(Data records)
-------------------------

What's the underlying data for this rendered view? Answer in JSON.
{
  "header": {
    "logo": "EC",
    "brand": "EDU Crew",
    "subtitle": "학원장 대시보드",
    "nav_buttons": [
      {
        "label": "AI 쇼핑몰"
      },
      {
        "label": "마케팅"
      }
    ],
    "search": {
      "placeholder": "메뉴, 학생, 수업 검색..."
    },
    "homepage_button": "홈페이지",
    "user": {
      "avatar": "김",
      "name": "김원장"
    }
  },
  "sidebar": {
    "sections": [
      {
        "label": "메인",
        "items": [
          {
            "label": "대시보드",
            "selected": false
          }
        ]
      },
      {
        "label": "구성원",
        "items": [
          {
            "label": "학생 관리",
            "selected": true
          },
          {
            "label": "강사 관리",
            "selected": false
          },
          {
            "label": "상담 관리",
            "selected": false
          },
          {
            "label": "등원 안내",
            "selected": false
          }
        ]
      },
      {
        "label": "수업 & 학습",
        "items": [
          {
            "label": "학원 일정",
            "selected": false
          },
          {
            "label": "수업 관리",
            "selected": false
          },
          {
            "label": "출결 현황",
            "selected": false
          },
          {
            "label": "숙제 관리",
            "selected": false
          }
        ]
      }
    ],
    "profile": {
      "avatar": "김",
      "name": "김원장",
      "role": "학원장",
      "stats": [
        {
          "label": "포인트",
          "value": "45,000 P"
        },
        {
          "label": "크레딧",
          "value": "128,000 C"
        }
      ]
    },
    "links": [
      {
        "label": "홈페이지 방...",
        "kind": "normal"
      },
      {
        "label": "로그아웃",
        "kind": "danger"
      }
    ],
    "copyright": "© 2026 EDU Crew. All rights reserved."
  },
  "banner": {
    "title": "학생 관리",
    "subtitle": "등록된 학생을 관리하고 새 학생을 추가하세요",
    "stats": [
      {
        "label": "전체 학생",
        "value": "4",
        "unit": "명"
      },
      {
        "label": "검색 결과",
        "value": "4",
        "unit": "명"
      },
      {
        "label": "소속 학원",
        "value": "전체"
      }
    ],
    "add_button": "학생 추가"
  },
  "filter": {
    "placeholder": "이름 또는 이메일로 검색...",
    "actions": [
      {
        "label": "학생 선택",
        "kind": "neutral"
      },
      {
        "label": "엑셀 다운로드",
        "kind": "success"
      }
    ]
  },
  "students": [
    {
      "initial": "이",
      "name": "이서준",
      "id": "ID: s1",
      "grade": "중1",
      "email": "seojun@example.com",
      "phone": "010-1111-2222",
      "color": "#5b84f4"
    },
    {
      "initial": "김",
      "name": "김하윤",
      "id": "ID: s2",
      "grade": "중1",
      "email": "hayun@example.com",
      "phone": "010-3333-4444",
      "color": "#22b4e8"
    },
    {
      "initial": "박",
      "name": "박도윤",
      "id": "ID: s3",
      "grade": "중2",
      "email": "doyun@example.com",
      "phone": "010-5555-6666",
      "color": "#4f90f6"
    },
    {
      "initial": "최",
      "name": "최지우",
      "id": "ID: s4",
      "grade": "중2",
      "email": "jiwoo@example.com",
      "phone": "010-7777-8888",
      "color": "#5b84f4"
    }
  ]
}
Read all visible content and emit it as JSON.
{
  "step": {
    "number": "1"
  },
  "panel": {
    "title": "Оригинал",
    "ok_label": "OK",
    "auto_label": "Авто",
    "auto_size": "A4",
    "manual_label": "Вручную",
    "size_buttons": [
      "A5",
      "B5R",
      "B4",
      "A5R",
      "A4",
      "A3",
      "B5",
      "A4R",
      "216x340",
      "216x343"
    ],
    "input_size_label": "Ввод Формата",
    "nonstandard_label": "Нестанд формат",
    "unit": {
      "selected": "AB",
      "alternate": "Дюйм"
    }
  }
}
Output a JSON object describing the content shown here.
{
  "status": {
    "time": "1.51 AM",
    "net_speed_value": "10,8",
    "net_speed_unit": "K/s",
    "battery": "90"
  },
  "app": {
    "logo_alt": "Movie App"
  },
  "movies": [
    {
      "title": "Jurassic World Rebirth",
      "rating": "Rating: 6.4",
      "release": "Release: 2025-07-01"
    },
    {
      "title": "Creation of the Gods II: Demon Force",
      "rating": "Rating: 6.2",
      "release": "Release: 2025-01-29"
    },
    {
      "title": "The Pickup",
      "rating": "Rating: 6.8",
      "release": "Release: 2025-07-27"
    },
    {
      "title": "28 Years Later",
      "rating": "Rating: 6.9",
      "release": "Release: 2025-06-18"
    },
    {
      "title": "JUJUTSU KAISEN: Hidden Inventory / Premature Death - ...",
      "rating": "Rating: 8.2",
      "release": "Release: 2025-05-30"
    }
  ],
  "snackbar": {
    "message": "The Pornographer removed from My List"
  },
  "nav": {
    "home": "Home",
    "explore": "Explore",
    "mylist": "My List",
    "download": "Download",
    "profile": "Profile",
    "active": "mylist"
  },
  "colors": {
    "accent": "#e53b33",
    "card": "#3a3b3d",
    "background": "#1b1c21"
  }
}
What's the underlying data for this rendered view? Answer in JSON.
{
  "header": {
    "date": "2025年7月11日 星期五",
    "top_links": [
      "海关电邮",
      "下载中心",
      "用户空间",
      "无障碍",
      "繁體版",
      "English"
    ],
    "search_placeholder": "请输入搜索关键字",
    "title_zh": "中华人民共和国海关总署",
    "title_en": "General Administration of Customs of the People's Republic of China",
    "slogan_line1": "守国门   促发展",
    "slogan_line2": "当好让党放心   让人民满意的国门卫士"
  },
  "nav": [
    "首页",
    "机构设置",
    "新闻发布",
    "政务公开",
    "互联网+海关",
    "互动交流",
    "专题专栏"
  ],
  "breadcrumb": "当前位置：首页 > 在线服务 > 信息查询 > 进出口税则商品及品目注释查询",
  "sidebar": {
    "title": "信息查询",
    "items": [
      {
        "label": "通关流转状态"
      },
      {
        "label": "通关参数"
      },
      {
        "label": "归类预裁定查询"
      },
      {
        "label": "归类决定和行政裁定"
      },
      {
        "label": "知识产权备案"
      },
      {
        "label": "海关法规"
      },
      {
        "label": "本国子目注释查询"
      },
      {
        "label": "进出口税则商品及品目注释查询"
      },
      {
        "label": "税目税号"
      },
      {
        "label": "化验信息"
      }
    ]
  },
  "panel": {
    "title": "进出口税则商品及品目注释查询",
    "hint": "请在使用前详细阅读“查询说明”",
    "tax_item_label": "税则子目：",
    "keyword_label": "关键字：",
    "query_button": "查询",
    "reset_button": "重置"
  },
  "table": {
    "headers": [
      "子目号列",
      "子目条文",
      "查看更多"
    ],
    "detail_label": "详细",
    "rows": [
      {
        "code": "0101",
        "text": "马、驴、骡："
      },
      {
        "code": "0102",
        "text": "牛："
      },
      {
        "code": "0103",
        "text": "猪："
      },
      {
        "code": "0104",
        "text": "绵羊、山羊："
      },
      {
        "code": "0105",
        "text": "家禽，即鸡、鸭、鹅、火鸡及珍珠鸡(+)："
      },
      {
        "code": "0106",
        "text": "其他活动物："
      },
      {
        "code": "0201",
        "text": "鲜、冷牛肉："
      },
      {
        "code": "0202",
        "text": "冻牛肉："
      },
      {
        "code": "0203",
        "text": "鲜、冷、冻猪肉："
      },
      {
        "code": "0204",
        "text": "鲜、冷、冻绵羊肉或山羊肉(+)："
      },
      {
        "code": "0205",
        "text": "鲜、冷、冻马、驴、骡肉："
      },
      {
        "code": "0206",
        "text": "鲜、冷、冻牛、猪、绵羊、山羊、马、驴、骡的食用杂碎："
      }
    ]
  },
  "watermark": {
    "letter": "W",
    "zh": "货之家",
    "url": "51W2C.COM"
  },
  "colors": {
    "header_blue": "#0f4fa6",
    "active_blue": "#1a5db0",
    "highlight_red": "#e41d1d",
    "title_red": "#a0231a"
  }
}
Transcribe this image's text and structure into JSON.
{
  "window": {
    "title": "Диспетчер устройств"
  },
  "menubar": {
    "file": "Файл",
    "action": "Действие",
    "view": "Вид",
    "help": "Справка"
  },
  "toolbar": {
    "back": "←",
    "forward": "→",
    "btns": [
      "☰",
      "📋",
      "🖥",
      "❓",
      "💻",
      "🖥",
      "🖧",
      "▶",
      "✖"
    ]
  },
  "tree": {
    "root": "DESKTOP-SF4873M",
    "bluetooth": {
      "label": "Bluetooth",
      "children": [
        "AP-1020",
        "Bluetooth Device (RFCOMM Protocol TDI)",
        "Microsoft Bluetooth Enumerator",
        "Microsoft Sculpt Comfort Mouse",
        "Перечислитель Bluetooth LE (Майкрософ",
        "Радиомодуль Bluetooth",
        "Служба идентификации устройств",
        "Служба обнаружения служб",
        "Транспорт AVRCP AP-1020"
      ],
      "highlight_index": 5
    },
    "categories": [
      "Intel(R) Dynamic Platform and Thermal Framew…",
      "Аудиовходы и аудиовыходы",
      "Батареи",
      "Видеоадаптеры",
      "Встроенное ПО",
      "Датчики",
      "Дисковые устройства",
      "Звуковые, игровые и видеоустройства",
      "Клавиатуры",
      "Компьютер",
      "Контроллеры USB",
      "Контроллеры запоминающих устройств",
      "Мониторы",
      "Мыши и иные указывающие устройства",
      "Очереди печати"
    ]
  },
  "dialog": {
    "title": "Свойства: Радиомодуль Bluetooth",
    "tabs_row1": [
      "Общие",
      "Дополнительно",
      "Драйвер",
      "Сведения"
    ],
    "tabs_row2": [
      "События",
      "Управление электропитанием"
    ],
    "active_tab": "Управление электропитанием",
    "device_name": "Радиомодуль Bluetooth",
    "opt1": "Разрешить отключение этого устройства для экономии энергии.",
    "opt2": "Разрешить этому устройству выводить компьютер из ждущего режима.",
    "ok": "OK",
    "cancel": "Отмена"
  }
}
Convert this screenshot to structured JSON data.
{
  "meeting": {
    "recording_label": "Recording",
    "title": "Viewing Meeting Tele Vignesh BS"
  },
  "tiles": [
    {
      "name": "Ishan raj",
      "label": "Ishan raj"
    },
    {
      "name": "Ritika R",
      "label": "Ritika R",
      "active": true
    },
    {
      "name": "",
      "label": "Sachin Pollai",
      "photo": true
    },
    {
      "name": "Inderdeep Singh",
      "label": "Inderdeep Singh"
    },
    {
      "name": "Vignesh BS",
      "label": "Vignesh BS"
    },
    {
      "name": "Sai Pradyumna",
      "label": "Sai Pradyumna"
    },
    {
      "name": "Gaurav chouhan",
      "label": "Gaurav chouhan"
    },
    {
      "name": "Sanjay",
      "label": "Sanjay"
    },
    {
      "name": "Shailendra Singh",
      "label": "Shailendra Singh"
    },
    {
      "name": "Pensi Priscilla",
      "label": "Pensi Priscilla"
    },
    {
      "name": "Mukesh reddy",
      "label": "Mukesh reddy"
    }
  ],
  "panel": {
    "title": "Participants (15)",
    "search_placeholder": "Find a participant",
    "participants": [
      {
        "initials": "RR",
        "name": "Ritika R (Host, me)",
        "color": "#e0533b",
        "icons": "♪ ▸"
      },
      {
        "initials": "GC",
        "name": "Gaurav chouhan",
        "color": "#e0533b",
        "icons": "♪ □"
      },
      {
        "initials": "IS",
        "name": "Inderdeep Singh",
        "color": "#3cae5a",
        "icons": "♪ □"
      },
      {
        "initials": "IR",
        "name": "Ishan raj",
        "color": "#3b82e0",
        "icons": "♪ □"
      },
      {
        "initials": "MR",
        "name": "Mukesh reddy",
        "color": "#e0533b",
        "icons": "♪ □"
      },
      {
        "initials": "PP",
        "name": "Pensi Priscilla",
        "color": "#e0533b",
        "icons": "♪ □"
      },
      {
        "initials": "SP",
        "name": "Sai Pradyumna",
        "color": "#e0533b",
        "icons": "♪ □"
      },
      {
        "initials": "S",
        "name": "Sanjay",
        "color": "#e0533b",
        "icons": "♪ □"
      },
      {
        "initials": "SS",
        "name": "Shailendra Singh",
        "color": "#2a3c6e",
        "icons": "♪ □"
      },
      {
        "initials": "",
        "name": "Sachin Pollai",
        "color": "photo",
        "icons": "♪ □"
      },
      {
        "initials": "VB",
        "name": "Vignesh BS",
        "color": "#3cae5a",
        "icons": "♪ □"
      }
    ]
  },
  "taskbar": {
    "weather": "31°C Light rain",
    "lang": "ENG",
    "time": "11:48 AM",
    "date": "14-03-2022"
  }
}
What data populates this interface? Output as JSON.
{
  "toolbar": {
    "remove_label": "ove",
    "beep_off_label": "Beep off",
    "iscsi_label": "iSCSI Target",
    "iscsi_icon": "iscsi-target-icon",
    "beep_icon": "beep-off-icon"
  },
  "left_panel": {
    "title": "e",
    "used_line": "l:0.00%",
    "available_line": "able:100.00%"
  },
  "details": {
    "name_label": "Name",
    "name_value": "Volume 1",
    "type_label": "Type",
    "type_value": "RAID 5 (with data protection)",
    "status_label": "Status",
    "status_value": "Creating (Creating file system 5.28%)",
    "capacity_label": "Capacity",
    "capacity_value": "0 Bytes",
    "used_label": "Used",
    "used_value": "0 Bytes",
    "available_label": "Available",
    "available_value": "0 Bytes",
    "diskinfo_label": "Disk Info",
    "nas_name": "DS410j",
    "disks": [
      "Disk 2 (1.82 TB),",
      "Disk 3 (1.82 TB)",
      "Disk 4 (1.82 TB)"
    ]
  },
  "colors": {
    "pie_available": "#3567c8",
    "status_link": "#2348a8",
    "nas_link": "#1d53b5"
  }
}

-------------------------

REQUIRED TASK -> Scan the data above and copy every line with "Управление" in it.

RESULT BELOW ->
      "Управление электропитанием"
    "active_tab": "Управление электропитанием",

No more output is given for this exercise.